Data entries
--- BEGIN ---

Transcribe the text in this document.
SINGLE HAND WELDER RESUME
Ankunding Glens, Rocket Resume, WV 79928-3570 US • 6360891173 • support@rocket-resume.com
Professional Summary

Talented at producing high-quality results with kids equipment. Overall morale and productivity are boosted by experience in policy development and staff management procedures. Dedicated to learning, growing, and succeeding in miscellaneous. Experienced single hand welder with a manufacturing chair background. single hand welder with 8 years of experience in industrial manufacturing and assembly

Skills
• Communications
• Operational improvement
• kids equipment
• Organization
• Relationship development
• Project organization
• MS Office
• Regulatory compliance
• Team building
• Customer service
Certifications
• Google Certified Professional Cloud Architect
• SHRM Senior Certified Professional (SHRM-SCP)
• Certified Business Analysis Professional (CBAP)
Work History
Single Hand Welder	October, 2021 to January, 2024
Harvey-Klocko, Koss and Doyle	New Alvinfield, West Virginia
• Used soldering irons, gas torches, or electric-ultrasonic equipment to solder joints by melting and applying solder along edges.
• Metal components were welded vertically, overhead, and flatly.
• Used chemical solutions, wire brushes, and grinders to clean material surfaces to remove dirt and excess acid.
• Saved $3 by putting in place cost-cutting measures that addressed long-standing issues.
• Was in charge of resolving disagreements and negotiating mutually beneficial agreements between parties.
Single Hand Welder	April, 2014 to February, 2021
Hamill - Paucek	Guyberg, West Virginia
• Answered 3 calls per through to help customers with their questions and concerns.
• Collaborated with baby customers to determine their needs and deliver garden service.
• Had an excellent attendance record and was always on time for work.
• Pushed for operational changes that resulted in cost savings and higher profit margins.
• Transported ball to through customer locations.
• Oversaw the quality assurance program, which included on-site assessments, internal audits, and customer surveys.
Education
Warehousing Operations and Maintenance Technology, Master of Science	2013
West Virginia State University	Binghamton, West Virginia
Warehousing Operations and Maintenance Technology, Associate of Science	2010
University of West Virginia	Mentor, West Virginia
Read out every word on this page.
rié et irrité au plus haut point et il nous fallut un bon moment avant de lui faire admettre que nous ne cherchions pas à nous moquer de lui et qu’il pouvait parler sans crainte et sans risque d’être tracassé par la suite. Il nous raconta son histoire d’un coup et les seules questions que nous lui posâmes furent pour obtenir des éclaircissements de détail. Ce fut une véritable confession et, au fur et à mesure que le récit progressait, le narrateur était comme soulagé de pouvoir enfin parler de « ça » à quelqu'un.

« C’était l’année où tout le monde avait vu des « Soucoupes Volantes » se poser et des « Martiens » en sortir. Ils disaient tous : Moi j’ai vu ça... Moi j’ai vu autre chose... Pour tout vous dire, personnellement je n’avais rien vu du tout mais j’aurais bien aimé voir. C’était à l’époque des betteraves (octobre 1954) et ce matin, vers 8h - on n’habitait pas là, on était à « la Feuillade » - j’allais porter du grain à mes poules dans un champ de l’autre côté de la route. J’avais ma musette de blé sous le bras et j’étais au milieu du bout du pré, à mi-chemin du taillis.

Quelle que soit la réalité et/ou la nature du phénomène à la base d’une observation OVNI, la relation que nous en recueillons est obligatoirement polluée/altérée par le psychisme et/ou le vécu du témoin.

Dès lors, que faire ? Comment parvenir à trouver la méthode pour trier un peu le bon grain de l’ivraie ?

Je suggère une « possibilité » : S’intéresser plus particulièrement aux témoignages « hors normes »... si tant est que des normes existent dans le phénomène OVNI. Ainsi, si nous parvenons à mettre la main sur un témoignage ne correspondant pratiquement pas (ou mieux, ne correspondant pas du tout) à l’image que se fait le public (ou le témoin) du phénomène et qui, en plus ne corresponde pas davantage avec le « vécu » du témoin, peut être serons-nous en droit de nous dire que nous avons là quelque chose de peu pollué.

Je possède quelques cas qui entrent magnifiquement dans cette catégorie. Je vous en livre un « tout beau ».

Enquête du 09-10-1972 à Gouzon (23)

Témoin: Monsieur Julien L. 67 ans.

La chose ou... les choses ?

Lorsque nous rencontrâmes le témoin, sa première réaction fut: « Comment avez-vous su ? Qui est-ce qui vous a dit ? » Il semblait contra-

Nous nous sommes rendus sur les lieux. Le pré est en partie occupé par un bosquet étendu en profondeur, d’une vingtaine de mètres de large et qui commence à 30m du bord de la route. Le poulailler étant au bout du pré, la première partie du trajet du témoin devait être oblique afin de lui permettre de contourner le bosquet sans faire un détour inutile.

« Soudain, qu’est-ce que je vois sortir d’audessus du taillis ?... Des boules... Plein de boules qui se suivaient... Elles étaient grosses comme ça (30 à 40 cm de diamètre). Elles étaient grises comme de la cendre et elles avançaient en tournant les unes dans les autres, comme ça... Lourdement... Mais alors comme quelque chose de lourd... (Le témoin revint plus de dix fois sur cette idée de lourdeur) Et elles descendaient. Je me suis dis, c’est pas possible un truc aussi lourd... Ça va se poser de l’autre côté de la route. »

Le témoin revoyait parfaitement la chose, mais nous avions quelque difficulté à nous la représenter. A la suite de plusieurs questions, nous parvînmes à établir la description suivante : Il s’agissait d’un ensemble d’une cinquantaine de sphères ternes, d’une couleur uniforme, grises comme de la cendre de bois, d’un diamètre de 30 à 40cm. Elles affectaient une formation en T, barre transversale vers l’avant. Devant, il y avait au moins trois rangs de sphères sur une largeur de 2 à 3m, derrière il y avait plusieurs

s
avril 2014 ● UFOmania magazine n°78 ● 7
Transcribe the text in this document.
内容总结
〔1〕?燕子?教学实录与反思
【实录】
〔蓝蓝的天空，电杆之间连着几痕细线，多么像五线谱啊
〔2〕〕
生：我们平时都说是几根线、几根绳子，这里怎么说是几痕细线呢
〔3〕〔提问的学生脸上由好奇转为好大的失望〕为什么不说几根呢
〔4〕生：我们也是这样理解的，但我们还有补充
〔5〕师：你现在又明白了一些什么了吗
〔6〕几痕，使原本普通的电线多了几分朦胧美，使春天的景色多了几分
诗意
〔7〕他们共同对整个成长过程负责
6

--- END ---

* _WRITTEN REQUEST_: Send back every record, precisely as written.

* _WRITTEN ANSWER_:
Transcribe the text in this document.
SINGLE HAND WELDER RESUME
Ankunding Glens, Rocket Resume, WV 79928-3570 US • 6360891173 • support@rocket-resume.com
Professional Summary

Talented at producing high-quality results with kids equipment. Overall morale and productivity are boosted by experience in policy development and staff management procedures. Dedicated to learning, growing, and succeeding in miscellaneous. Experienced single hand welder with a manufacturing chair background. single hand welder with 8 years of experience in industrial manufacturing and assembly

Skills
• Communications
• Operational improvement
• kids equipment
• Organization
• Relationship development
• Project organization
• MS Office
• Regulatory compliance
• Team building
• Customer service
Certifications
• Google Certified Professional Cloud Architect
• SHRM Senior Certified Professional (SHRM-SCP)
• Certified Business Analysis Professional (CBAP)
Work History
Single Hand Welder	October, 2021 to January, 2024
Harvey-Klocko, Koss and Doyle	New Alvinfield, West Virginia
• Used soldering irons, gas torches, or electric-ultrasonic equipment to solder joints by melting and applying solder along edges.
• Metal components were welded vertically, overhead, and flatly.
• Used chemical solutions, wire brushes, and grinders to clean material surfaces to remove dirt and excess acid.
• Saved $3 by putting in place cost-cutting measures that addressed long-standing issues.
• Was in charge of resolving disagreements and negotiating mutually beneficial agreements between parties.
Single Hand Welder	April, 2014 to February, 2021
Hamill - Paucek	Guyberg, West Virginia
• Answered 3 calls per through to help customers with their questions and concerns.
• Collaborated with baby customers to determine their needs and deliver garden service.
• Had an excellent attendance record and was always on time for work.
• Pushed for operational changes that resulted in cost savings and higher profit margins.
• Transported ball to through customer locations.
• Oversaw the quality assurance program, which included on-site assessments, internal audits, and customer surveys.
Education
Warehousing Operations and Maintenance Technology, Master of Science	2013
West Virginia State University	Binghamton, West Virginia
Warehousing Operations and Maintenance Technology, Associate of Science	2010
University of West Virginia	Mentor, West Virginia
Read out every word on this page.
rié et irrité au plus haut point et il nous fallut un bon moment avant de lui faire admettre que nous ne cherchions pas à nous moquer de lui et qu’il pouvait parler sans crainte et sans risque d’être tracassé par la suite. Il nous raconta son histoire d’un coup et les seules questions que nous lui posâmes furent pour obtenir des éclaircissements de détail. Ce fut une véritable confession et, au fur et à mesure que le récit progressait, le narrateur était comme soulagé de pouvoir enfin parler de « ça » à quelqu'un.

« C’était l’année où tout le monde avait vu des « Soucoupes Volantes » se poser et des « Martiens » en sortir. Ils disaient tous : Moi j’ai vu ça... Moi j’ai vu autre chose... Pour tout vous dire, personnellement je n’avais rien vu du tout mais j’aurais bien aimé voir. C’était à l’époque des betteraves (octobre 1954) et ce matin, vers 8h - on n’habitait pas là, on était à « la Feuillade » - j’allais porter du grain à mes poules dans un champ de l’autre côté de la route. J’avais ma musette de blé sous le bras et j’étais au milieu du bout du pré, à mi-chemin du taillis.

Quelle que soit la réalité et/ou la nature du phénomène à la base d’une observation OVNI, la relation que nous en recueillons est obligatoirement polluée/altérée par le psychisme et/ou le vécu du témoin.

Dès lors, que faire ? Comment parvenir à trouver la méthode pour trier un peu le bon grain de l’ivraie ?

Je suggère une « possibilité » : S’intéresser plus particulièrement aux témoignages « hors normes »... si tant est que des normes existent dans le phénomène OVNI. Ainsi, si nous parvenons à mettre la main sur un témoignage ne correspondant pratiquement pas (ou mieux, ne correspondant pas du tout) à l’image que se fait le public (ou le témoin) du phénomène et qui, en plus ne corresponde pas davantage avec le « vécu » du témoin, peut être serons-nous en droit de nous dire que nous avons là quelque chose de peu pollué.

Je possède quelques cas qui entrent magnifiquement dans cette catégorie. Je vous en livre un « tout beau ».

Enquête du 09-10-1972 à Gouzon (23)

Témoin: Monsieur Julien L. 67 ans.

La chose ou... les choses ?

Lorsque nous rencontrâmes le témoin, sa première réaction fut: « Comment avez-vous su ? Qui est-ce qui vous a dit ? » Il semblait contra-

Nous nous sommes rendus sur les lieux. Le pré est en partie occupé par un bosquet étendu en profondeur, d’une vingtaine de mètres de large et qui commence à 30m du bord de la route. Le poulailler étant au bout du pré, la première partie du trajet du témoin devait être oblique afin de lui permettre de contourner le bosquet sans faire un détour inutile.

« Soudain, qu’est-ce que je vois sortir d’audessus du taillis ?... Des boules... Plein de boules qui se suivaient... Elles étaient grosses comme ça (30 à 40 cm de diamètre). Elles étaient grises comme de la cendre et elles avançaient en tournant les unes dans les autres, comme ça... Lourdement... Mais alors comme quelque chose de lourd... (Le témoin revint plus de dix fois sur cette idée de lourdeur) Et elles descendaient. Je me suis dis, c’est pas possible un truc aussi lourd... Ça va se poser de l’autre côté de la route. »

Le témoin revoyait parfaitement la chose, mais nous avions quelque difficulté à nous la représenter. A la suite de plusieurs questions, nous parvînmes à établir la description suivante : Il s’agissait d’un ensemble d’une cinquantaine de sphères ternes, d’une couleur uniforme, grises comme de la cendre de bois, d’un diamètre de 30 à 40cm. Elles affectaient une formation en T, barre transversale vers l’avant. Devant, il y avait au moins trois rangs de sphères sur une largeur de 2 à 3m, derrière il y avait plusieurs

s
avril 2014 ● UFOmania magazine n°78 ● 7
Transcribe the text in this document.
内容总结
〔1〕?燕子?教学实录与反思
【实录】
〔蓝蓝的天空，电杆之间连着几痕细线，多么像五线谱啊
〔2〕〕
生：我们平时都说是几根线、几根绳子，这里怎么说是几痕细线呢
〔3〕〔提问的学生脸上由好奇转为好大的失望〕为什么不说几根呢
〔4〕生：我们也是这样理解的，但我们还有补充
〔5〕师：你现在又明白了一些什么了吗
〔6〕几痕，使原本普通的电线多了几分朦胧美，使春天的景色多了几分
诗意
〔7〕他们共同对整个成长过程负责
6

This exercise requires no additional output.